▸ **TASK OBJECTIVE**
Take the records underneath and set them down exactly.

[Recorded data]
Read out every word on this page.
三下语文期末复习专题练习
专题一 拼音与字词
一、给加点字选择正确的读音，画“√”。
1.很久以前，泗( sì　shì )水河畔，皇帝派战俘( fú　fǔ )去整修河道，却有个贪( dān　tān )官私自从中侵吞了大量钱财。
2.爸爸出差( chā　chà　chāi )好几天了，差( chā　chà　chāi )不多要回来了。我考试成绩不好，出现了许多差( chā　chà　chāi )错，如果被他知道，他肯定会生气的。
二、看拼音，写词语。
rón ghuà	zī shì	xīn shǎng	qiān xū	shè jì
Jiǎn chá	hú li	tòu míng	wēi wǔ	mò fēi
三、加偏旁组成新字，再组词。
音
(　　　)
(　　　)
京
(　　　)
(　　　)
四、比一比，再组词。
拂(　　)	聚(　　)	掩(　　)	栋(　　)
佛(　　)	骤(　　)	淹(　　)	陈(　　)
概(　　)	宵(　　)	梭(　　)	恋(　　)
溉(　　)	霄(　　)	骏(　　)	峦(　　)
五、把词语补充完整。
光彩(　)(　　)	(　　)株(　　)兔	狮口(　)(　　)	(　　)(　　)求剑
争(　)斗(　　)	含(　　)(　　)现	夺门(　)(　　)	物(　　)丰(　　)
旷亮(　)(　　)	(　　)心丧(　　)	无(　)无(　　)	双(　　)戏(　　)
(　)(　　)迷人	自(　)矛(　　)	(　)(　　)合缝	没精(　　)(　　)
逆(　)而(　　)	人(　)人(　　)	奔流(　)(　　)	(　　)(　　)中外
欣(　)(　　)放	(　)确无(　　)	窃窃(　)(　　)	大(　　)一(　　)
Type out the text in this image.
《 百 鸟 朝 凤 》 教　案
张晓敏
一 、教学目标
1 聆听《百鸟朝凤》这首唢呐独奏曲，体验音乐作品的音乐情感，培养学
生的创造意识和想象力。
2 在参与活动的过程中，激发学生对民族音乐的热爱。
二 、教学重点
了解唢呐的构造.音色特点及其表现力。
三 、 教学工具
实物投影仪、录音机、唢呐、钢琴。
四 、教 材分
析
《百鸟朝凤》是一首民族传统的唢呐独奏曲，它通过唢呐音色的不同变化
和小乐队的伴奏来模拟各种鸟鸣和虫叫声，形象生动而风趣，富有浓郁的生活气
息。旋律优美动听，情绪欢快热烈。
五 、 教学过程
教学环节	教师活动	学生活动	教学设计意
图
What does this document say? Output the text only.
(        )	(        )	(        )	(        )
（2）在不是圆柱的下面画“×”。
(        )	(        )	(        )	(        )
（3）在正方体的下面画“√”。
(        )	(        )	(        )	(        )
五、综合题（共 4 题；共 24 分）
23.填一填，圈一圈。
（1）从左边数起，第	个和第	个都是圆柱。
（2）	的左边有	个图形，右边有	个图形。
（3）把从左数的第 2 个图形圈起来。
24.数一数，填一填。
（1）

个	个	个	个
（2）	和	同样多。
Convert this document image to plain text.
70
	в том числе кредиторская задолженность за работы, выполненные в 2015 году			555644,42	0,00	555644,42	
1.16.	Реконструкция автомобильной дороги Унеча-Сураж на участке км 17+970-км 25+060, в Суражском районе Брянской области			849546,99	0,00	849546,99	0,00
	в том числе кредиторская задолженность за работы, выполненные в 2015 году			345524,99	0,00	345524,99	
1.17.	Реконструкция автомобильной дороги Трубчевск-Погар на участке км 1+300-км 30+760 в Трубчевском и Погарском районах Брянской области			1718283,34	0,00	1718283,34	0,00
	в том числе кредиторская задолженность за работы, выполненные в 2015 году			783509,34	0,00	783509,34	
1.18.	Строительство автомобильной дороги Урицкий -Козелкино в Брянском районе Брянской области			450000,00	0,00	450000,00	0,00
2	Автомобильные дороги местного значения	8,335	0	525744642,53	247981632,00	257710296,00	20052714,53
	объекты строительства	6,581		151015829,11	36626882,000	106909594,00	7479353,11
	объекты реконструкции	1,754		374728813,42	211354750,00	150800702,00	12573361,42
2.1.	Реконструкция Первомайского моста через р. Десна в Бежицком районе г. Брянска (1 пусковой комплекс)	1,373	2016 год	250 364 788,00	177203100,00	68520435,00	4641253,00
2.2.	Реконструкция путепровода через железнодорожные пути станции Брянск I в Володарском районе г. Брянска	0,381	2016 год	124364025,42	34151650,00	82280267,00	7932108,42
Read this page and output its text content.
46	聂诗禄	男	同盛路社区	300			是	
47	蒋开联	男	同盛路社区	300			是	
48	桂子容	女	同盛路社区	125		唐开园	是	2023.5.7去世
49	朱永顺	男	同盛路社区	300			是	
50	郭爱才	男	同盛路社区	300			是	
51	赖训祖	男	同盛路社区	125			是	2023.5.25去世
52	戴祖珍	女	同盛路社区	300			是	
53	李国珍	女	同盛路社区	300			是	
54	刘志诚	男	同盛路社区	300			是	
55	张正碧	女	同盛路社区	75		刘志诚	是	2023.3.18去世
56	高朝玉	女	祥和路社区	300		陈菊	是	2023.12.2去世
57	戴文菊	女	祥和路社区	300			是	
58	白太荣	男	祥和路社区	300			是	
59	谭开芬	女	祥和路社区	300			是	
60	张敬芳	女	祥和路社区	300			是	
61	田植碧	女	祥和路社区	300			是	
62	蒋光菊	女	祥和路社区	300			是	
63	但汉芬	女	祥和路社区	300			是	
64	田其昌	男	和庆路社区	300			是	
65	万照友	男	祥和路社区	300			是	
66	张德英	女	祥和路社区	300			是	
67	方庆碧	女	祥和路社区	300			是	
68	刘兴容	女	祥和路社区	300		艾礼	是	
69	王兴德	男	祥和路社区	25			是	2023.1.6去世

▸ **ANSWER TO THE EXERCISE**
Read out every word on this page.
三下语文期末复习专题练习
专题一 拼音与字词
一、给加点字选择正确的读音，画“√”。
1.很久以前，泗( sì　shì )水河畔，皇帝派战俘( fú　fǔ )去整修河道，却有个贪( dān　tān )官私自从中侵吞了大量钱财。
2.爸爸出差( chā　chà　chāi )好几天了，差( chā　chà　chāi )不多要回来了。我考试成绩不好，出现了许多差( chā　chà　chāi )错，如果被他知道，他肯定会生气的。
二、看拼音，写词语。
rón ghuà	zī shì	xīn shǎng	qiān xū	shè jì
Jiǎn chá	hú li	tòu míng	wēi wǔ	mò fēi
三、加偏旁组成新字，再组词。
音
(　　　)
(　　　)
京
(　　　)
(　　　)
四、比一比，再组词。
拂(　　)	聚(　　)	掩(　　)	栋(　　)
佛(　　)	骤(　　)	淹(　　)	陈(　　)
概(　　)	宵(　　)	梭(　　)	恋(　　)
溉(　　)	霄(　　)	骏(　　)	峦(　　)
五、把词语补充完整。
光彩(　)(　　)	(　　)株(　　)兔	狮口(　)(　　)	(　　)(　　)求剑
争(　)斗(　　)	含(　　)(　　)现	夺门(　)(　　)	物(　　)丰(　　)
旷亮(　)(　　)	(　　)心丧(　　)	无(　)无(　　)	双(　　)戏(　　)
(　)(　　)迷人	自(　)矛(　　)	(　)(　　)合缝	没精(　　)(　　)
逆(　)而(　　)	人(　)人(　　)	奔流(　)(　　)	(　　)(　　)中外
欣(　)(　　)放	(　)确无(　　)	窃窃(　)(　　)	大(　　)一(　　)
Type out the text in this image.
《 百 鸟 朝 凤 》 教　案
张晓敏
一 、教学目标
1 聆听《百鸟朝凤》这首唢呐独奏曲，体验音乐作品的音乐情感，培养学
生的创造意识和想象力。
2 在参与活动的过程中，激发学生对民族音乐的热爱。
二 、教学重点
了解唢呐的构造.音色特点及其表现力。
三 、 教学工具
实物投影仪、录音机、唢呐、钢琴。
四 、教 材分
析
《百鸟朝凤》是一首民族传统的唢呐独奏曲，它通过唢呐音色的不同变化
和小乐队的伴奏来模拟各种鸟鸣和虫叫声，形象生动而风趣，富有浓郁的生活气
息。旋律优美动听，情绪欢快热烈。
五 、 教学过程
教学环节	教师活动	学生活动	教学设计意
图
What does this document say? Output the text only.
(        )	(        )	(        )	(        )
（2）在不是圆柱的下面画“×”。
(        )	(        )	(        )	(        )
（3）在正方体的下面画“√”。
(        )	(        )	(        )	(        )
五、综合题（共 4 题；共 24 分）
23.填一填，圈一圈。
（1）从左边数起，第	个和第	个都是圆柱。
（2）	的左边有	个图形，右边有	个图形。
（3）把从左数的第 2 个图形圈起来。
24.数一数，填一填。
（1）

个	个	个	个
（2）	和	同样多。
Convert this document image to plain text.
70
	в том числе кредиторская задолженность за работы, выполненные в 2015 году			555644,42	0,00	555644,42	
1.16.	Реконструкция автомобильной дороги Унеча-Сураж на участке км 17+970-км 25+060, в Суражском районе Брянской области			849546,99	0,00	849546,99	0,00
	в том числе кредиторская задолженность за работы, выполненные в 2015 году			345524,99	0,00	345524,99	
1.17.	Реконструкция автомобильной дороги Трубчевск-Погар на участке км 1+300-км 30+760 в Трубчевском и Погарском районах Брянской области			1718283,34	0,00	1718283,34	0,00
	в том числе кредиторская задолженность за работы, выполненные в 2015 году			783509,34	0,00	783509,34	
1.18.	Строительство автомобильной дороги Урицкий -Козелкино в Брянском районе Брянской области			450000,00	0,00	450000,00	0,00
2	Автомобильные дороги местного значения	8,335	0	525744642,53	247981632,00	257710296,00	20052714,53
	объекты строительства	6,581		151015829,11	36626882,000	106909594,00	7479353,11
	объекты реконструкции	1,754		374728813,42	211354750,00	150800702,00	12573361,42
2.1.	Реконструкция Первомайского моста через р. Десна в Бежицком районе г. Брянска (1 пусковой комплекс)	1,373	2016 год	250 364 788,00	177203100,00	68520435,00	4641253,00
2.2.	Реконструкция путепровода через железнодорожные пути станции Брянск I в Володарском районе г. Брянска	0,381	2016 год	124364025,42	34151650,00	82280267,00	7932108,42
Read this page and output its text content.
46	聂诗禄	男	同盛路社区	300			是	
47	蒋开联	男	同盛路社区	300			是	
48	桂子容	女	同盛路社区	125		唐开园	是	2023.5.7去世
49	朱永顺	男	同盛路社区	300			是	
50	郭爱才	男	同盛路社区	300			是	
51	赖训祖	男	同盛路社区	125			是	2023.5.25去世
52	戴祖珍	女	同盛路社区	300			是	
53	李国珍	女	同盛路社区	300			是	
54	刘志诚	男	同盛路社区	300			是	
55	张正碧	女	同盛路社区	75		刘志诚	是	2023.3.18去世
56	高朝玉	女	祥和路社区	300		陈菊	是	2023.12.2去世
57	戴文菊	女	祥和路社区	300			是	
58	白太荣	男	祥和路社区	300			是	
59	谭开芬	女	祥和路社区	300			是	
60	张敬芳	女	祥和路社区	300			是	
61	田植碧	女	祥和路社区	300			是	
62	蒋光菊	女	祥和路社区	300			是	
63	但汉芬	女	祥和路社区	300			是	
64	田其昌	男	和庆路社区	300			是	
65	万照友	男	祥和路社区	300			是	
66	张德英	女	祥和路社区	300			是	
67	方庆碧	女	祥和路社区	300			是	
68	刘兴容	女	祥和路社区	300		艾礼	是	
69	王兴德	男	祥和路社区	25			是	2023.1.6去世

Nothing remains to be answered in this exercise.